[Start of DATA FOR PROCESSING]

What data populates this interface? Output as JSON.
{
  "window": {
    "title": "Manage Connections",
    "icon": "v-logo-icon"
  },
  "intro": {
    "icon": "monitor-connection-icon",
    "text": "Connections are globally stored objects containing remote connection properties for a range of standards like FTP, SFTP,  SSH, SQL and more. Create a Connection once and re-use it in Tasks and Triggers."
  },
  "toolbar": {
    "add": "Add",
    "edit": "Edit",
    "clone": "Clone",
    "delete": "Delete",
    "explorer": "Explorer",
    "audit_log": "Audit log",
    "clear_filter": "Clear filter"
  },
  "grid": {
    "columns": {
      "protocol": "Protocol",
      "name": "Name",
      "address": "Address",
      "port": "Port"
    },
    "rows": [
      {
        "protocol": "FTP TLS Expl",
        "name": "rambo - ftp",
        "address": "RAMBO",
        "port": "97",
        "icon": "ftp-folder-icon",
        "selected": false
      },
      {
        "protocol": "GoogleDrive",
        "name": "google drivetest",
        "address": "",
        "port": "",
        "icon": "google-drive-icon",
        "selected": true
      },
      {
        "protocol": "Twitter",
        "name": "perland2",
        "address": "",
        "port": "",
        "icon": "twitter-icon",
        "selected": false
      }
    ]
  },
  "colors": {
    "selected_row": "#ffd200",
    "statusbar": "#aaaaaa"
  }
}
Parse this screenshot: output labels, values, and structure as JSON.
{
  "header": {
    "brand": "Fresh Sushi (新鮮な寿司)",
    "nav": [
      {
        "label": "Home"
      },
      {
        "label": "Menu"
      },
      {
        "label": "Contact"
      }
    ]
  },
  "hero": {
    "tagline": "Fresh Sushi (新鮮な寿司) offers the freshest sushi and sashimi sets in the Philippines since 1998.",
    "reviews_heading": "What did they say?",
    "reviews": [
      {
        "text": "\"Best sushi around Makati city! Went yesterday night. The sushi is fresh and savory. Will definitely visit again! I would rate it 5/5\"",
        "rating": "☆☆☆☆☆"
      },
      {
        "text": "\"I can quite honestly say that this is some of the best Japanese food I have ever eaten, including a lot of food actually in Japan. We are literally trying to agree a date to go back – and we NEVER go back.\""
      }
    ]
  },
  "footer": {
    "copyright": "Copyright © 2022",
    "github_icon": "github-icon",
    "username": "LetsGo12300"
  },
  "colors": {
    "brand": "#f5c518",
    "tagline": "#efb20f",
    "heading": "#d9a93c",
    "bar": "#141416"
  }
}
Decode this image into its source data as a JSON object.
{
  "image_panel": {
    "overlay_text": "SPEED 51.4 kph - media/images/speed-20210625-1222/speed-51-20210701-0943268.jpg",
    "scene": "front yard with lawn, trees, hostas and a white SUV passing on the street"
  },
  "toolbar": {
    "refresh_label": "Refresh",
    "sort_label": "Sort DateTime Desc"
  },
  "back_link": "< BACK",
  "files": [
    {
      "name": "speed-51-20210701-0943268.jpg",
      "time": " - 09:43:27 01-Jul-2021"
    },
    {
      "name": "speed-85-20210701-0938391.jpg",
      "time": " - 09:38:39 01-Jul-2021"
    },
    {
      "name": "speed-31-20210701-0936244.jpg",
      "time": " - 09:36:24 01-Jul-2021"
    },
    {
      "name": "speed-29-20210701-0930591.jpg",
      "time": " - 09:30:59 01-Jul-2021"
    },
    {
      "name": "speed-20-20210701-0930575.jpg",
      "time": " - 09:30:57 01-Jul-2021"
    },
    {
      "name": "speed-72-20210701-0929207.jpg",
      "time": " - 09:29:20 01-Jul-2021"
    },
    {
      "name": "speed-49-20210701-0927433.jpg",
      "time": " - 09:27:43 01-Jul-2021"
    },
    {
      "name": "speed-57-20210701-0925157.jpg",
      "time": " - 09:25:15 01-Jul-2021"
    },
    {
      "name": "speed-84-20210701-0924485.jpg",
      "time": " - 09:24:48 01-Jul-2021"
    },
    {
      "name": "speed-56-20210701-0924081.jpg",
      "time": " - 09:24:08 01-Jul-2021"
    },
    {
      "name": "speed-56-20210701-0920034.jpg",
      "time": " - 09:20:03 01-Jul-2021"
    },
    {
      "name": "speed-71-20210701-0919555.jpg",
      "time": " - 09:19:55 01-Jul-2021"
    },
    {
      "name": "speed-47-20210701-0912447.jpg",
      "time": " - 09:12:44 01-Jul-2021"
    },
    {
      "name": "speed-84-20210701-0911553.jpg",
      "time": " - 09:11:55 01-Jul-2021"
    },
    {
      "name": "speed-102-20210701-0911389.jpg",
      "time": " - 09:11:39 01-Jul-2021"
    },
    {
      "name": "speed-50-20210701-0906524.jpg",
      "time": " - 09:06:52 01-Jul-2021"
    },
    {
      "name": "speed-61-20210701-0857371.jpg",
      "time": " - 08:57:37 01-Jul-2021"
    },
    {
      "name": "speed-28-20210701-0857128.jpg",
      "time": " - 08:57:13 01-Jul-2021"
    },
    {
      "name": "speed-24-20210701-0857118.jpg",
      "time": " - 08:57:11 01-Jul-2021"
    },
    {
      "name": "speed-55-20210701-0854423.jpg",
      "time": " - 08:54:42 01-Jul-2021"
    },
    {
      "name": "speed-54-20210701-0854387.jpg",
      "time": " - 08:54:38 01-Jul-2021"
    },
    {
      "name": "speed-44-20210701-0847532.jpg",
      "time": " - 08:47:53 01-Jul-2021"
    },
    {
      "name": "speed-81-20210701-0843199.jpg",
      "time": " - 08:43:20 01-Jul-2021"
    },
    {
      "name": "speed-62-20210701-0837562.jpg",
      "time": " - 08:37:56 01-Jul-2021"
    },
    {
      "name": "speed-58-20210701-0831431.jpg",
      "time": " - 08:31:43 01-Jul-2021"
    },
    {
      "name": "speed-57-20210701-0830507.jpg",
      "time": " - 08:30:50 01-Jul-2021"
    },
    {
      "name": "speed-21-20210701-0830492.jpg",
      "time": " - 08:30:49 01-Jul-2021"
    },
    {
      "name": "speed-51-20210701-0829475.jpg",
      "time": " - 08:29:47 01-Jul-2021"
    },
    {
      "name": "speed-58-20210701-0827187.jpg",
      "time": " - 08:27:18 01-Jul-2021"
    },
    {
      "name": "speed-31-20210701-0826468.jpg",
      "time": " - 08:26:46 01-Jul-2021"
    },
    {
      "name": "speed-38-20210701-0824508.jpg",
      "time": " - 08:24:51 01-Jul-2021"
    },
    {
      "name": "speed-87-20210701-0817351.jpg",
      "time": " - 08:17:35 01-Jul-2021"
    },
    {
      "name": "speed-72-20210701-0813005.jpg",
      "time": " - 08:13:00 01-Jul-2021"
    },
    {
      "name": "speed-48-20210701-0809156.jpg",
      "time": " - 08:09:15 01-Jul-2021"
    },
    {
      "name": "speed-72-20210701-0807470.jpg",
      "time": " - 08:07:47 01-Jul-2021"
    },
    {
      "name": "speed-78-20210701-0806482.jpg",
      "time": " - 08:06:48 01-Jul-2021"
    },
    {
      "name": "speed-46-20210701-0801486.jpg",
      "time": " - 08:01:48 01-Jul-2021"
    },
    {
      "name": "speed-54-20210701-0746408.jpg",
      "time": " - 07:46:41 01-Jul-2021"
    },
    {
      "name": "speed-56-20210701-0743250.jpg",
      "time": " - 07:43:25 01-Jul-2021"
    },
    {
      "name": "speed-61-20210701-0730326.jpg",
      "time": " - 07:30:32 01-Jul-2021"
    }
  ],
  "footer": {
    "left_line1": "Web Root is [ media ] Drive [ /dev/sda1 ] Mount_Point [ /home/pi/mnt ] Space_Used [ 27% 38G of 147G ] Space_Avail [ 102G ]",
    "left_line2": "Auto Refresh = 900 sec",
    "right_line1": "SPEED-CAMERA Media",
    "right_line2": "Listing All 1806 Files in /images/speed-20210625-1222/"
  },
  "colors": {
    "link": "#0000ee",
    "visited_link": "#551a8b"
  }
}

[End of DATA FOR PROCESSING]

## GIVEN REQUEST
Return each line of the listing that holds the string "JSON".

## CORRECT RESPONSE
What data populates this interface? Output as JSON.
Parse this screenshot: output labels, values, and structure as JSON.
Decode this image into its source data as a JSON object.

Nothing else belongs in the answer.